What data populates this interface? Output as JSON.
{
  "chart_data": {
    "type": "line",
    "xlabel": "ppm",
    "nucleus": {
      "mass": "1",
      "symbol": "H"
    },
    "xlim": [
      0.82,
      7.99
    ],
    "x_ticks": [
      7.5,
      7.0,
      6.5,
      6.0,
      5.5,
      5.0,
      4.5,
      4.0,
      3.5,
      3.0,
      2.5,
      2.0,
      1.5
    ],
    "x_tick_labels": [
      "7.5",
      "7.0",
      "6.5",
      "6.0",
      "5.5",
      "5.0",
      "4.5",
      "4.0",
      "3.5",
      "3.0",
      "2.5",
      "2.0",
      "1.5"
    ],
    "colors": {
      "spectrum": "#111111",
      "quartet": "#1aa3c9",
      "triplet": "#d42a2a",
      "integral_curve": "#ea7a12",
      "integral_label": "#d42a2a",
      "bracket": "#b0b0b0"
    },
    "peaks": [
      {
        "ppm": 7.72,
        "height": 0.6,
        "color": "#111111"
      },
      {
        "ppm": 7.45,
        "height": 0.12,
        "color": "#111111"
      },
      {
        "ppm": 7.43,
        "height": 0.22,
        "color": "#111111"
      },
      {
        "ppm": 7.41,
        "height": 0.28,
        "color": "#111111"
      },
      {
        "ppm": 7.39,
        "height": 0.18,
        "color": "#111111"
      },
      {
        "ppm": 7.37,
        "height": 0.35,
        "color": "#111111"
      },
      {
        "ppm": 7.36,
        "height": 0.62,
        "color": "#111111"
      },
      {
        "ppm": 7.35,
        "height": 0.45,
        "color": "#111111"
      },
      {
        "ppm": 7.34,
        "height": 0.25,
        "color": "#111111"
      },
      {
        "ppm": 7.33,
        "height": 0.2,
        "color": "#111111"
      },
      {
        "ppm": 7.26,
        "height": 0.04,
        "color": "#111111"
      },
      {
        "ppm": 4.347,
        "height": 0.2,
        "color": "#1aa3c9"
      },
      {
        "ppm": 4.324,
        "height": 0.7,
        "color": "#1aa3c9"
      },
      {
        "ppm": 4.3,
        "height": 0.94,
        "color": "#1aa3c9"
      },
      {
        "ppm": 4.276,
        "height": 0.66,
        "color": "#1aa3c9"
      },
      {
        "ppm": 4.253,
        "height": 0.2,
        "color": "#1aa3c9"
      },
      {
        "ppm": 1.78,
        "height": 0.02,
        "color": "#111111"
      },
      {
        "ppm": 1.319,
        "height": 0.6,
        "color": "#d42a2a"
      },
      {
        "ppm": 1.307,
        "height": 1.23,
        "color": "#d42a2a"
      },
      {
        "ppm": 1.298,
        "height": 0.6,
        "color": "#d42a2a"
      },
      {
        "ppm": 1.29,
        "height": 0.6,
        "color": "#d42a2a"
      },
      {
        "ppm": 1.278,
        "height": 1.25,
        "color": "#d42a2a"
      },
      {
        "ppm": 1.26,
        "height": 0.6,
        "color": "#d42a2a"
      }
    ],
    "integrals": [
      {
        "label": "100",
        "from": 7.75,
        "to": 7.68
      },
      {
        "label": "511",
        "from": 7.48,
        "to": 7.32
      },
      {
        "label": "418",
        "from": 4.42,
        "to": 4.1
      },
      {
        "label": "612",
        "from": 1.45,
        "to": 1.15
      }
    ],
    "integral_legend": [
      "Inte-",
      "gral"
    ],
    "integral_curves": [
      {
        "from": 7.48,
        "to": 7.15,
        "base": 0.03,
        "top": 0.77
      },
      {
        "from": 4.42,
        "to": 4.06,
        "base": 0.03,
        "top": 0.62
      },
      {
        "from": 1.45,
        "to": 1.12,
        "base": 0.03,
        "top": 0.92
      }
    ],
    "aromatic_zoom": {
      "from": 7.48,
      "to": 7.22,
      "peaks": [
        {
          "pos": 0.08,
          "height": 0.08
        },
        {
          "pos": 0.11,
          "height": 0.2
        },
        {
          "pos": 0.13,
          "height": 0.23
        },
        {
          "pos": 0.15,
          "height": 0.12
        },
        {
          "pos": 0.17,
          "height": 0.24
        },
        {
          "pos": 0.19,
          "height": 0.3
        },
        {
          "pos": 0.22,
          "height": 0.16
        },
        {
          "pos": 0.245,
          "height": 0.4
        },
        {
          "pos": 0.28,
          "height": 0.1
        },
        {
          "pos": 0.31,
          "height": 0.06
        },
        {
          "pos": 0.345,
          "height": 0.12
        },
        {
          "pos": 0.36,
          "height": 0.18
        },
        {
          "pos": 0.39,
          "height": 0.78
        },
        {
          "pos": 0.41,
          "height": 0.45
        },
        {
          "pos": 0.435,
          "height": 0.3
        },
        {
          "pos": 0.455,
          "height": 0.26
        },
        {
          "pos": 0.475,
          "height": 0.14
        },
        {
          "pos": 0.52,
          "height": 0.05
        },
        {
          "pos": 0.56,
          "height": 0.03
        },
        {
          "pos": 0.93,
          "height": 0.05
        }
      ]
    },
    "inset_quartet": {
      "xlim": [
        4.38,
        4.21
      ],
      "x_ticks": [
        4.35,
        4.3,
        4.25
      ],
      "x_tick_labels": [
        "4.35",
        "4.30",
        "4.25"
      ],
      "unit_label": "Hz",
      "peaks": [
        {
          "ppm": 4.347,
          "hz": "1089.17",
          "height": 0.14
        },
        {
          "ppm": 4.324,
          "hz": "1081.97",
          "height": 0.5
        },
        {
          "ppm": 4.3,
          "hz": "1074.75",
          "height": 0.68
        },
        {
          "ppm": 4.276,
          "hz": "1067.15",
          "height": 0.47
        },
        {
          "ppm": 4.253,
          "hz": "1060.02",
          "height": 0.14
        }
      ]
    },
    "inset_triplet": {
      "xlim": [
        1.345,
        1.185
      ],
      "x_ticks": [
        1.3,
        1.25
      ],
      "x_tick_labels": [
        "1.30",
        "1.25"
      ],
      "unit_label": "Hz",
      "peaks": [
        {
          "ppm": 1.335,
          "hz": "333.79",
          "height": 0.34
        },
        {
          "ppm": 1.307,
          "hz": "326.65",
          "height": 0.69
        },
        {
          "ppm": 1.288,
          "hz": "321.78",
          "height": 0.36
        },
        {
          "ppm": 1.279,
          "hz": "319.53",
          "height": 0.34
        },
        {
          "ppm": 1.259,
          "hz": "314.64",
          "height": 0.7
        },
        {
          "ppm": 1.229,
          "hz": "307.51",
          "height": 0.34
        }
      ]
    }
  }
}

===============

- [Directive]
Write out every line exactly as it stands.

- [Output of the exercise]
What data populates this interface? Output as JSON.
{
  "chart_data": {
    "type": "line",
    "xlabel": "ppm",
    "nucleus": {
      "mass": "1",
      "symbol": "H"
    },
    "xlim": [
      0.82,
      7.99
    ],
    "x_ticks": [
      7.5,
      7.0,
      6.5,
      6.0,
      5.5,
      5.0,
      4.5,
      4.0,
      3.5,
      3.0,
      2.5,
      2.0,
      1.5
    ],
    "x_tick_labels": [
      "7.5",
      "7.0",
      "6.5",
      "6.0",
      "5.5",
      "5.0",
      "4.5",
      "4.0",
      "3.5",
      "3.0",
      "2.5",
      "2.0",
      "1.5"
    ],
    "colors": {
      "spectrum": "#111111",
      "quartet": "#1aa3c9",
      "triplet": "#d42a2a",
      "integral_curve": "#ea7a12",
      "integral_label": "#d42a2a",
      "bracket": "#b0b0b0"
    },
    "peaks": [
      {
        "ppm": 7.72,
        "height": 0.6,
        "color": "#111111"
      },
      {
        "ppm": 7.45,
        "height": 0.12,
        "color": "#111111"
      },
      {
        "ppm": 7.43,
        "height": 0.22,
        "color": "#111111"
      },
      {
        "ppm": 7.41,
        "height": 0.28,
        "color": "#111111"
      },
      {
        "ppm": 7.39,
        "height": 0.18,
        "color": "#111111"
      },
      {
        "ppm": 7.37,
        "height": 0.35,
        "color": "#111111"
      },
      {
        "ppm": 7.36,
        "height": 0.62,
        "color": "#111111"
      },
      {
        "ppm": 7.35,
        "height": 0.45,
        "color": "#111111"
      },
      {
        "ppm": 7.34,
        "height": 0.25,
        "color": "#111111"
      },
      {
        "ppm": 7.33,
        "height": 0.2,
        "color": "#111111"
      },
      {
        "ppm": 7.26,
        "height": 0.04,
        "color": "#111111"
      },
      {
        "ppm": 4.347,
        "height": 0.2,
        "color": "#1aa3c9"
      },
      {
        "ppm": 4.324,
        "height": 0.7,
        "color": "#1aa3c9"
      },
      {
        "ppm": 4.3,
        "height": 0.94,
        "color": "#1aa3c9"
      },
      {
        "ppm": 4.276,
        "height": 0.66,
        "color": "#1aa3c9"
      },
      {
        "ppm": 4.253,
        "height": 0.2,
        "color": "#1aa3c9"
      },
      {
        "ppm": 1.78,
        "height": 0.02,
        "color": "#111111"
      },
      {
        "ppm": 1.319,
        "height": 0.6,
        "color": "#d42a2a"
      },
      {
        "ppm": 1.307,
        "height": 1.23,
        "color": "#d42a2a"
      },
      {
        "ppm": 1.298,
        "height": 0.6,
        "color": "#d42a2a"
      },
      {
        "ppm": 1.29,
        "height": 0.6,
        "color": "#d42a2a"
      },
      {
        "ppm": 1.278,
        "height": 1.25,
        "color": "#d42a2a"
      },
      {
        "ppm": 1.26,
        "height": 0.6,
        "color": "#d42a2a"
      }
    ],
    "integrals": [
      {
        "label": "100",
        "from": 7.75,
        "to": 7.68
      },
      {
        "label": "511",
        "from": 7.48,
        "to": 7.32
      },
      {
        "label": "418",
        "from": 4.42,
        "to": 4.1
      },
      {
        "label": "612",
        "from": 1.45,
        "to": 1.15
      }
    ],
    "integral_legend": [
      "Inte-",
      "gral"
    ],
    "integral_curves": [
      {
        "from": 7.48,
        "to": 7.15,
        "base": 0.03,
        "top": 0.77
      },
      {
        "from": 4.42,
        "to": 4.06,
        "base": 0.03,
        "top": 0.62
      },
      {
        "from": 1.45,
        "to": 1.12,
        "base": 0.03,
        "top": 0.92
      }
    ],
    "aromatic_zoom": {
      "from": 7.48,
      "to": 7.22,
      "peaks": [
        {
          "pos": 0.08,
          "height": 0.08
        },
        {
          "pos": 0.11,
          "height": 0.2
        },
        {
          "pos": 0.13,
          "height": 0.23
        },
        {
          "pos": 0.15,
          "height": 0.12
        },
        {
          "pos": 0.17,
          "height": 0.24
        },
        {
          "pos": 0.19,
          "height": 0.3
        },
        {
          "pos": 0.22,
          "height": 0.16
        },
        {
          "pos": 0.245,
          "height": 0.4
        },
        {
          "pos": 0.28,
          "height": 0.1
        },
        {
          "pos": 0.31,
          "height": 0.06
        },
        {
          "pos": 0.345,
          "height": 0.12
        },
        {
          "pos": 0.36,
          "height": 0.18
        },
        {
          "pos": 0.39,
          "height": 0.78
        },
        {
          "pos": 0.41,
          "height": 0.45
        },
        {
          "pos": 0.435,
          "height": 0.3
        },
        {
          "pos": 0.455,
          "height": 0.26
        },
        {
          "pos": 0.475,
          "height": 0.14
        },
        {
          "pos": 0.52,
          "height": 0.05
        },
        {
          "pos": 0.56,
          "height": 0.03
        },
        {
          "pos": 0.93,
          "height": 0.05
        }
      ]
    },
    "inset_quartet": {
      "xlim": [
        4.38,
        4.21
      ],
      "x_ticks": [
        4.35,
        4.3,
        4.25
      ],
      "x_tick_labels": [
        "4.35",
        "4.30",
        "4.25"
      ],
      "unit_label": "Hz",
      "peaks": [
        {
          "ppm": 4.347,
          "hz": "1089.17",
          "height": 0.14
        },
        {
          "ppm": 4.324,
          "hz": "1081.97",
          "height": 0.5
        },
        {
          "ppm": 4.3,
          "hz": "1074.75",
          "height": 0.68
        },
        {
          "ppm": 4.276,
          "hz": "1067.15",
          "height": 0.47
        },
        {
          "ppm": 4.253,
          "hz": "1060.02",
          "height": 0.14
        }
      ]
    },
    "inset_triplet": {
      "xlim": [
        1.345,
        1.185
      ],
      "x_ticks": [
        1.3,
        1.25
      ],
      "x_tick_labels": [
        "1.30",
        "1.25"
      ],
      "unit_label": "Hz",
      "peaks": [
        {
          "ppm": 1.335,
          "hz": "333.79",
          "height": 0.34
        },
        {
          "ppm": 1.307,
          "hz": "326.65",
          "height": 0.69
        },
        {
          "ppm": 1.288,
          "hz": "321.78",
          "height": 0.36
        },
        {
          "ppm": 1.279,
          "hz": "319.53",
          "height": 0.34
        },
        {
          "ppm": 1.259,
          "hz": "314.64",
          "height": 0.7
        },
        {
          "ppm": 1.229,
          "hz": "307.51",
          "height": 0.34
        }
      ]
    }
  }
}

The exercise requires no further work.